** STORED ROWS **
+===+

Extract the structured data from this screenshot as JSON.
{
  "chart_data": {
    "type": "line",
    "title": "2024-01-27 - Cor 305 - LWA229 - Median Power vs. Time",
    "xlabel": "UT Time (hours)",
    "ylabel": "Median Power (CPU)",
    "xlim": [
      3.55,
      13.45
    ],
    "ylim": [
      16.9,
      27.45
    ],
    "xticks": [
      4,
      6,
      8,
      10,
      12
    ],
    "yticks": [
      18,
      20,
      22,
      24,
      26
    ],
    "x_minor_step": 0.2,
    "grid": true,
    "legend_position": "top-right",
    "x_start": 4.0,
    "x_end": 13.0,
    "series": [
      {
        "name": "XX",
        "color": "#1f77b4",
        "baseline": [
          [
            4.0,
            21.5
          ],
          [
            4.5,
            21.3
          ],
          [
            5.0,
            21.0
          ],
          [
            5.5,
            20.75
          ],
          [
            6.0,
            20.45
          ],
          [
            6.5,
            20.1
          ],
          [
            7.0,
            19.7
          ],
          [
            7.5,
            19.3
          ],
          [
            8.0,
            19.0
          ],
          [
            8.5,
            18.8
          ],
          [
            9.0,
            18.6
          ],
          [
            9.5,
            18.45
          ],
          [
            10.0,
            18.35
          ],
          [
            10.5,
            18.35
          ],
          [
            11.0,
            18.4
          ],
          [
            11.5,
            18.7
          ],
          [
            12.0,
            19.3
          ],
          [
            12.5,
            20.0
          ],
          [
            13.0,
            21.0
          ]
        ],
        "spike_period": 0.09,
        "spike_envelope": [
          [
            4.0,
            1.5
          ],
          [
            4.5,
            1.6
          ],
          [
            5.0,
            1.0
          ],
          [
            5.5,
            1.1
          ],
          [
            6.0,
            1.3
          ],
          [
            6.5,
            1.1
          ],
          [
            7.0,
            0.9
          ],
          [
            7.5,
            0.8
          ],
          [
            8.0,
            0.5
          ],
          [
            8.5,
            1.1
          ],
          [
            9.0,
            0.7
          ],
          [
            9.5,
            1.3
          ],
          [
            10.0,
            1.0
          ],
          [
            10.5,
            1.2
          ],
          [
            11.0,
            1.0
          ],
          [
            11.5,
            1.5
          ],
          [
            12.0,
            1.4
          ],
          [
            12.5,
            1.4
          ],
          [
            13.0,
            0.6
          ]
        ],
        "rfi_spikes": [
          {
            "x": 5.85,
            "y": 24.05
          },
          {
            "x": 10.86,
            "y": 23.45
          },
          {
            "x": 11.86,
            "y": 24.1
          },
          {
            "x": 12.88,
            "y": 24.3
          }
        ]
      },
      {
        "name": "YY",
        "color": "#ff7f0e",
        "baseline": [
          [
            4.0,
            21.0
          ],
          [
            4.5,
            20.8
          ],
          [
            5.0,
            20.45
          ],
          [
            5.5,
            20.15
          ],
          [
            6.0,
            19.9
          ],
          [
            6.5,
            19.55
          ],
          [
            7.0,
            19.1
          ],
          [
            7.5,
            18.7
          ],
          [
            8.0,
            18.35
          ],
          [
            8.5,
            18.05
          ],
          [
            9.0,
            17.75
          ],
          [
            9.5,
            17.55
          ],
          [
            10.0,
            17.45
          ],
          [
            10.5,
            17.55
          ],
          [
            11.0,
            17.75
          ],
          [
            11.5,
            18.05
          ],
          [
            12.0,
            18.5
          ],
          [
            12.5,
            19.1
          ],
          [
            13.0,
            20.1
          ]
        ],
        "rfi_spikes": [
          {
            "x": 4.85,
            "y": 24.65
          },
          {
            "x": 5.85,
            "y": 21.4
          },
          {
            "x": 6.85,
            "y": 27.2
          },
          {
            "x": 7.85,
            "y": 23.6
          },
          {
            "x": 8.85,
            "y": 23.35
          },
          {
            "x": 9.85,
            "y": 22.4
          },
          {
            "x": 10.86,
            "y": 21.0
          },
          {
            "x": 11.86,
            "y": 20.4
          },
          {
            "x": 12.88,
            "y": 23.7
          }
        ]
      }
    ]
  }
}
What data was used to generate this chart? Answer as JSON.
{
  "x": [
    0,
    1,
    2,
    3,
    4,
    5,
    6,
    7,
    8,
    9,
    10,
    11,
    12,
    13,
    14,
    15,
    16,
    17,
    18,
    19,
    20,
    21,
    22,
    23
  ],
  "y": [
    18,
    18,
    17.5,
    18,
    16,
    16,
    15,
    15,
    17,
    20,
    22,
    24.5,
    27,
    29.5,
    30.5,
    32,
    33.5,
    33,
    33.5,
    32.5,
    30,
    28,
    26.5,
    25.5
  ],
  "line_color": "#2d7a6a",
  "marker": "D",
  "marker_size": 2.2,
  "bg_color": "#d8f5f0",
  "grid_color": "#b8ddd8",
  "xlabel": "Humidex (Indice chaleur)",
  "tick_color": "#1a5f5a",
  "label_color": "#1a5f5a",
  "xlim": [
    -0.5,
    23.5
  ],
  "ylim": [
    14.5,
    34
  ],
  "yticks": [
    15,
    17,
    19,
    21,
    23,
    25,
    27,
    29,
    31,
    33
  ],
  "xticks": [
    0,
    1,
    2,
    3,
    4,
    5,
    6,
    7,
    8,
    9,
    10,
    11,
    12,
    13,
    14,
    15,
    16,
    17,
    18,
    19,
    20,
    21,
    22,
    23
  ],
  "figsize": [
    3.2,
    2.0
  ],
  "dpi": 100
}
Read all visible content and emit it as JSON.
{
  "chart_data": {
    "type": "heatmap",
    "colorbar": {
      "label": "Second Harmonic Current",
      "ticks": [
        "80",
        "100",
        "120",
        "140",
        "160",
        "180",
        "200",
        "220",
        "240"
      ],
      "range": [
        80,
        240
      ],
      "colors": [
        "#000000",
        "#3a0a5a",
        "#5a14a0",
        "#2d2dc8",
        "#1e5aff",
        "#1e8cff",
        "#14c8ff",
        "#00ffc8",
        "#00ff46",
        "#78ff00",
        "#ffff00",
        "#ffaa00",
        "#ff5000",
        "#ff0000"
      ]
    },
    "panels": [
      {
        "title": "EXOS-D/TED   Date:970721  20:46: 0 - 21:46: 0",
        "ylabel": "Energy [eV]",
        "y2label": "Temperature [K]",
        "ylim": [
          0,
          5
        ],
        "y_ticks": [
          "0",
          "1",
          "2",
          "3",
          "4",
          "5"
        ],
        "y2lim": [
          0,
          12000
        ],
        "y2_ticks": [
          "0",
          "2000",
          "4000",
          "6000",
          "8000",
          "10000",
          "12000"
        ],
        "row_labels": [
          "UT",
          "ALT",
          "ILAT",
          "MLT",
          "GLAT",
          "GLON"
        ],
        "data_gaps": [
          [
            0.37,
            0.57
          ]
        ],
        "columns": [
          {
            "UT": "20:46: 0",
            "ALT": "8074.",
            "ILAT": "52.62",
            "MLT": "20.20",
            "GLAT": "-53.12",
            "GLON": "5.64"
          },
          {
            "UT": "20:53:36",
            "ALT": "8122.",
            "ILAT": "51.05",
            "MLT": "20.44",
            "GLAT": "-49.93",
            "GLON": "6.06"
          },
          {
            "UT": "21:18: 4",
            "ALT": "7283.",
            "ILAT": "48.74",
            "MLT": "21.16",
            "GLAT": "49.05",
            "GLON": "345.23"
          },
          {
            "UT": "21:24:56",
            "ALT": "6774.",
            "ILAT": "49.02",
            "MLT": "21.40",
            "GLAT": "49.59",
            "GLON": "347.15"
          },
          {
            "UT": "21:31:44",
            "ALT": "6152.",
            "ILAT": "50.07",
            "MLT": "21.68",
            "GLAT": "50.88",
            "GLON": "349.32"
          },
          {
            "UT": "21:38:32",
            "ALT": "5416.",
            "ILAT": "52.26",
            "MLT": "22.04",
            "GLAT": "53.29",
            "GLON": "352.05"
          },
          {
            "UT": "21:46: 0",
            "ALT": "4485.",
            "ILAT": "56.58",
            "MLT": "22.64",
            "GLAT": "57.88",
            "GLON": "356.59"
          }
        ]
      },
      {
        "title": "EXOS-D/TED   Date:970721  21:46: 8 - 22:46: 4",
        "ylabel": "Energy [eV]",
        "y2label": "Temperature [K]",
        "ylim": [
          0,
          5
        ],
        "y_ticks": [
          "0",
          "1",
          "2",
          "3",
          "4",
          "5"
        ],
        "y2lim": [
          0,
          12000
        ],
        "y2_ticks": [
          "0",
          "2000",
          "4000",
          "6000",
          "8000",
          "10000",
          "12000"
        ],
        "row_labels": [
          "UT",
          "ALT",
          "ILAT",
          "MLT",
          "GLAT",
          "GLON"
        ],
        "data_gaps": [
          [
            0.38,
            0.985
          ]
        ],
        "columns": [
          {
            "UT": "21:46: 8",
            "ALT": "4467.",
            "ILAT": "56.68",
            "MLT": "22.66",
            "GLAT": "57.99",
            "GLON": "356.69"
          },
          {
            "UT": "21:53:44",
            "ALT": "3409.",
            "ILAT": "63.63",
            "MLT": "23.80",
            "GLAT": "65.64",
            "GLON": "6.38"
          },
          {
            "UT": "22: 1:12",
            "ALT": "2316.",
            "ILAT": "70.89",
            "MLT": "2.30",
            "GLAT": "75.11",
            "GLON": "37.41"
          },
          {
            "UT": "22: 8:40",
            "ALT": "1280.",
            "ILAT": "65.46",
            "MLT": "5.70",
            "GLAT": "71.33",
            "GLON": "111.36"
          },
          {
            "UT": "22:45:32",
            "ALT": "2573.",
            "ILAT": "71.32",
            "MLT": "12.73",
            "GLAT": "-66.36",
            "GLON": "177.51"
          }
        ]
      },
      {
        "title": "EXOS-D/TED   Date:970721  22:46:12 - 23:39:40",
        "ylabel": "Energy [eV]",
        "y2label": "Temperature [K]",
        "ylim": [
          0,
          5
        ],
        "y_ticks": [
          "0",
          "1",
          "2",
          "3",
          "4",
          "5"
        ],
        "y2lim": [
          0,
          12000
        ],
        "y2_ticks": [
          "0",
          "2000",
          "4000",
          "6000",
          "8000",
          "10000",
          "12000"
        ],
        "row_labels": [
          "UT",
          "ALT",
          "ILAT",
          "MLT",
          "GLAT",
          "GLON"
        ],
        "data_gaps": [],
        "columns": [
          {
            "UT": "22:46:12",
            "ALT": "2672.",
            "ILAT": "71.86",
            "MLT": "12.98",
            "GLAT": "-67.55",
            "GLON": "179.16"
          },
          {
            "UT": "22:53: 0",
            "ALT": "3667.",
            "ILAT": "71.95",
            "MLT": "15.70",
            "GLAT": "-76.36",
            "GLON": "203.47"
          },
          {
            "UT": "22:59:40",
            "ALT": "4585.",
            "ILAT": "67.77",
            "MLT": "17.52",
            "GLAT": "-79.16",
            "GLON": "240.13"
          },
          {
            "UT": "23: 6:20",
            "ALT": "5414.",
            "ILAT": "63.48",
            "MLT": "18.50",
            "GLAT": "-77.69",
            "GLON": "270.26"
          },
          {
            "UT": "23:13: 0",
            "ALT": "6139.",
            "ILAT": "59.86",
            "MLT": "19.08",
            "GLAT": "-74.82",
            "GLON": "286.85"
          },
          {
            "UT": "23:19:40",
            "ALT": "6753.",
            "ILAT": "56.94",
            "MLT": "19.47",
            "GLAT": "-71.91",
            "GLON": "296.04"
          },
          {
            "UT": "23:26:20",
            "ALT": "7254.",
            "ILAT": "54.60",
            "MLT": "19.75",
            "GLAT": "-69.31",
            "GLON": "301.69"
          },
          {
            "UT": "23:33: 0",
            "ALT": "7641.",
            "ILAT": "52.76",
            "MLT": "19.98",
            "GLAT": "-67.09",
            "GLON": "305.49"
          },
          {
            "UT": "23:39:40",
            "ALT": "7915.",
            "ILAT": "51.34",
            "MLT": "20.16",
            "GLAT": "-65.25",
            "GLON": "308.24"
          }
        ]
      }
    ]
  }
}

+===+

** GIVEN INSTRUCTION **
Read the lines above. Gather those in which the string "Date" is found.

** REPLY **
        "title": "EXOS-D/TED   Date:970721  20:46: 0 - 21:46: 0",
        "title": "EXOS-D/TED   Date:970721  21:46: 8 - 22:46: 4",
        "title": "EXOS-D/TED   Date:970721  22:46:12 - 23:39:40",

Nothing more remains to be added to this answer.